Objective:
Copy out the data below verbatim.

Stored data entries:
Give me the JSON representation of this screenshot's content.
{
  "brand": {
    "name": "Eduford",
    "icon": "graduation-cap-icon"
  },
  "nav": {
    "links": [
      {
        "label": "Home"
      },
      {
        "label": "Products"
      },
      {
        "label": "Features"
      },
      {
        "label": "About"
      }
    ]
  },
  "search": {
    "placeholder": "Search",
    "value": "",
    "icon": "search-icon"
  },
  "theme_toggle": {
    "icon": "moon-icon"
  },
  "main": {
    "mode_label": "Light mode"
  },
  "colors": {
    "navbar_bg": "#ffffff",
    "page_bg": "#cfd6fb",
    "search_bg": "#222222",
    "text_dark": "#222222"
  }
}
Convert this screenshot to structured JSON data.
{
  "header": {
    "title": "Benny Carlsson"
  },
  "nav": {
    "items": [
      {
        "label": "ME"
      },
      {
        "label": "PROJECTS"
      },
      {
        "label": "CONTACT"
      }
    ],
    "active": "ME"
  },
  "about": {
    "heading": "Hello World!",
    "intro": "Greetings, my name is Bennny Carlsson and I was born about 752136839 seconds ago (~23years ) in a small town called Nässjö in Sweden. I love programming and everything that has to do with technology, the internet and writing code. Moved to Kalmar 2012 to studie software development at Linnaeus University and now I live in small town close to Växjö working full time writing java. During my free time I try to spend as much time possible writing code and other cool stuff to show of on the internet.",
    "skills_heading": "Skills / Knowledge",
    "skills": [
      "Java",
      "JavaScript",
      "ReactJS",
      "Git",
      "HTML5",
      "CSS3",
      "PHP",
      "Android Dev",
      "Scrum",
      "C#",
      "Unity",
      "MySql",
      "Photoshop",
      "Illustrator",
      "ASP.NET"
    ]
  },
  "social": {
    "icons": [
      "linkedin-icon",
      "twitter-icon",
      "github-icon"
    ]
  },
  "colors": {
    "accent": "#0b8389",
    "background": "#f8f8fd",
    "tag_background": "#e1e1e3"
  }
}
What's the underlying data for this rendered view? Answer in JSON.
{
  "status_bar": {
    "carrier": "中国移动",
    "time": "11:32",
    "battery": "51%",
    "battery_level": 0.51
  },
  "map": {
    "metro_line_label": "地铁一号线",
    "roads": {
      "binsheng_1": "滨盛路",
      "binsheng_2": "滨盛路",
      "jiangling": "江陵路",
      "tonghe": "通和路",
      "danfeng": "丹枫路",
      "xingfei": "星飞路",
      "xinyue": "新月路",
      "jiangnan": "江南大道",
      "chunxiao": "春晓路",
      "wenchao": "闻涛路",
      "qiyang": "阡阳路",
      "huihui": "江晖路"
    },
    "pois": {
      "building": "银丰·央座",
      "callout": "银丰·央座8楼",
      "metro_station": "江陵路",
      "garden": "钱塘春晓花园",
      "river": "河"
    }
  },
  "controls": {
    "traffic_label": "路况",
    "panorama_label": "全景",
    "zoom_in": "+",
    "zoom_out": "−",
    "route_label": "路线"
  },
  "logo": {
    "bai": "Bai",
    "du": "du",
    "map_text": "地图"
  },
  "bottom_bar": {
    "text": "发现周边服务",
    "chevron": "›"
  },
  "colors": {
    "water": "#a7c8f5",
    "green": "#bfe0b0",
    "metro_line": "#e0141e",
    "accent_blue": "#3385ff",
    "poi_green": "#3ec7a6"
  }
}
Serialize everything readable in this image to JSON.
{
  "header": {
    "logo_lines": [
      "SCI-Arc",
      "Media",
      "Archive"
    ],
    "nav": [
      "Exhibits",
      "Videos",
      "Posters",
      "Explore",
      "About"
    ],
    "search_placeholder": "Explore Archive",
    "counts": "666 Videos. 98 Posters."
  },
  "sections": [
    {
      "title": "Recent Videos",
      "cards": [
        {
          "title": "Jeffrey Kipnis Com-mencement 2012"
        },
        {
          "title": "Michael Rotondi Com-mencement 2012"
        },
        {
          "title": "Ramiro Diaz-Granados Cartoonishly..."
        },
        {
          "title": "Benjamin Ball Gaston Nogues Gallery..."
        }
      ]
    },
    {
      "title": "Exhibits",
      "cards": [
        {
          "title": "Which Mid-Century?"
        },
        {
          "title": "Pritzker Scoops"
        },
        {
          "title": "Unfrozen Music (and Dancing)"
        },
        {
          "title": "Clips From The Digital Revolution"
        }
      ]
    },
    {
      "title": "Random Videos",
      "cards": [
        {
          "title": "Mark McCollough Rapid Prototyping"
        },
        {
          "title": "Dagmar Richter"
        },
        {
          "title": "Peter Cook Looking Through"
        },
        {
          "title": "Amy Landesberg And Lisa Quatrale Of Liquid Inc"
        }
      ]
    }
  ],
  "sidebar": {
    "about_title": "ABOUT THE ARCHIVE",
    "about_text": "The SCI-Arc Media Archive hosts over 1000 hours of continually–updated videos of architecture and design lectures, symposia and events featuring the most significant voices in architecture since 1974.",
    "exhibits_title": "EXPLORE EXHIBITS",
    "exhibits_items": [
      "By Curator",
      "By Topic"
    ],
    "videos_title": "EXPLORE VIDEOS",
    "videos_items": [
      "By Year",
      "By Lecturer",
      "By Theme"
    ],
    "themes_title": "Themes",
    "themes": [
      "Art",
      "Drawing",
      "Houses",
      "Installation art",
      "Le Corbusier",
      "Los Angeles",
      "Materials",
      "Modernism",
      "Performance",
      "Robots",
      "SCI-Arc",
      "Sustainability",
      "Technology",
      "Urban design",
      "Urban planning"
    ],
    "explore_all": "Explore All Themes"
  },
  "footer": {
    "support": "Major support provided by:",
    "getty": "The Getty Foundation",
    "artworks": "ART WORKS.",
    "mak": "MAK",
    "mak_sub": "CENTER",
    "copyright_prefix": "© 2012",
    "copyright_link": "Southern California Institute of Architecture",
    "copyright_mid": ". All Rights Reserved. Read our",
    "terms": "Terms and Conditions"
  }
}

Task answer:
Give me the JSON representation of this screenshot's content.
{
  "brand": {
    "name": "Eduford",
    "icon": "graduation-cap-icon"
  },
  "nav": {
    "links": [
      {
        "label": "Home"
      },
      {
        "label": "Products"
      },
      {
        "label": "Features"
      },
      {
        "label": "About"
      }
    ]
  },
  "search": {
    "placeholder": "Search",
    "value": "",
    "icon": "search-icon"
  },
  "theme_toggle": {
    "icon": "moon-icon"
  },
  "main": {
    "mode_label": "Light mode"
  },
  "colors": {
    "navbar_bg": "#ffffff",
    "page_bg": "#cfd6fb",
    "search_bg": "#222222",
    "text_dark": "#222222"
  }
}
Convert this screenshot to structured JSON data.
{
  "header": {
    "title": "Benny Carlsson"
  },
  "nav": {
    "items": [
      {
        "label": "ME"
      },
      {
        "label": "PROJECTS"
      },
      {
        "label": "CONTACT"
      }
    ],
    "active": "ME"
  },
  "about": {
    "heading": "Hello World!",
    "intro": "Greetings, my name is Bennny Carlsson and I was born about 752136839 seconds ago (~23years ) in a small town called Nässjö in Sweden. I love programming and everything that has to do with technology, the internet and writing code. Moved to Kalmar 2012 to studie software development at Linnaeus University and now I live in small town close to Växjö working full time writing java. During my free time I try to spend as much time possible writing code and other cool stuff to show of on the internet.",
    "skills_heading": "Skills / Knowledge",
    "skills": [
      "Java",
      "JavaScript",
      "ReactJS",
      "Git",
      "HTML5",
      "CSS3",
      "PHP",
      "Android Dev",
      "Scrum",
      "C#",
      "Unity",
      "MySql",
      "Photoshop",
      "Illustrator",
      "ASP.NET"
    ]
  },
  "social": {
    "icons": [
      "linkedin-icon",
      "twitter-icon",
      "github-icon"
    ]
  },
  "colors": {
    "accent": "#0b8389",
    "background": "#f8f8fd",
    "tag_background": "#e1e1e3"
  }
}
What's the underlying data for this rendered view? Answer in JSON.
{
  "status_bar": {
    "carrier": "中国移动",
    "time": "11:32",
    "battery": "51%",
    "battery_level": 0.51
  },
  "map": {
    "metro_line_label": "地铁一号线",
    "roads": {
      "binsheng_1": "滨盛路",
      "binsheng_2": "滨盛路",
      "jiangling": "江陵路",
      "tonghe": "通和路",
      "danfeng": "丹枫路",
      "xingfei": "星飞路",
      "xinyue": "新月路",
      "jiangnan": "江南大道",
      "chunxiao": "春晓路",
      "wenchao": "闻涛路",
      "qiyang": "阡阳路",
      "huihui": "江晖路"
    },
    "pois": {
      "building": "银丰·央座",
      "callout": "银丰·央座8楼",
      "metro_station": "江陵路",
      "garden": "钱塘春晓花园",
      "river": "河"
    }
  },
  "controls": {
    "traffic_label": "路况",
    "panorama_label": "全景",
    "zoom_in": "+",
    "zoom_out": "−",
    "route_label": "路线"
  },
  "logo": {
    "bai": "Bai",
    "du": "du",
    "map_text": "地图"
  },
  "bottom_bar": {
    "text": "发现周边服务",
    "chevron": "›"
  },
  "colors": {
    "water": "#a7c8f5",
    "green": "#bfe0b0",
    "metro_line": "#e0141e",
    "accent_blue": "#3385ff",
    "poi_green": "#3ec7a6"
  }
}
Serialize everything readable in this image to JSON.
{
  "header": {
    "logo_lines": [
      "SCI-Arc",
      "Media",
      "Archive"
    ],
    "nav": [
      "Exhibits",
      "Videos",
      "Posters",
      "Explore",
      "About"
    ],
    "search_placeholder": "Explore Archive",
    "counts": "666 Videos. 98 Posters."
  },
  "sections": [
    {
      "title": "Recent Videos",
      "cards": [
        {
          "title": "Jeffrey Kipnis Com-mencement 2012"
        },
        {
          "title": "Michael Rotondi Com-mencement 2012"
        },
        {
          "title": "Ramiro Diaz-Granados Cartoonishly..."
        },
        {
          "title": "Benjamin Ball Gaston Nogues Gallery..."
        }
      ]
    },
    {
      "title": "Exhibits",
      "cards": [
        {
          "title": "Which Mid-Century?"
        },
        {
          "title": "Pritzker Scoops"
        },
        {
          "title": "Unfrozen Music (and Dancing)"
        },
        {
          "title": "Clips From The Digital Revolution"
        }
      ]
    },
    {
      "title": "Random Videos",
      "cards": [
        {
          "title": "Mark McCollough Rapid Prototyping"
        },
        {
          "title": "Dagmar Richter"
        },
        {
          "title": "Peter Cook Looking Through"
        },
        {
          "title": "Amy Landesberg And Lisa Quatrale Of Liquid Inc"
        }
      ]
    }
  ],
  "sidebar": {
    "about_title": "ABOUT THE ARCHIVE",
    "about_text": "The SCI-Arc Media Archive hosts over 1000 hours of continually–updated videos of architecture and design lectures, symposia and events featuring the most significant voices in architecture since 1974.",
    "exhibits_title": "EXPLORE EXHIBITS",
    "exhibits_items": [
      "By Curator",
      "By Topic"
    ],
    "videos_title": "EXPLORE VIDEOS",
    "videos_items": [
      "By Year",
      "By Lecturer",
      "By Theme"
    ],
    "themes_title": "Themes",
    "themes": [
      "Art",
      "Drawing",
      "Houses",
      "Installation art",
      "Le Corbusier",
      "Los Angeles",
      "Materials",
      "Modernism",
      "Performance",
      "Robots",
      "SCI-Arc",
      "Sustainability",
      "Technology",
      "Urban design",
      "Urban planning"
    ],
    "explore_all": "Explore All Themes"
  },
  "footer": {
    "support": "Major support provided by:",
    "getty": "The Getty Foundation",
    "artworks": "ART WORKS.",
    "mak": "MAK",
    "mak_sub": "CENTER",
    "copyright_prefix": "© 2012",
    "copyright_link": "Southern California Institute of Architecture",
    "copyright_mid": ". All Rights Reserved. Read our",
    "terms": "Terms and Conditions"
  }
}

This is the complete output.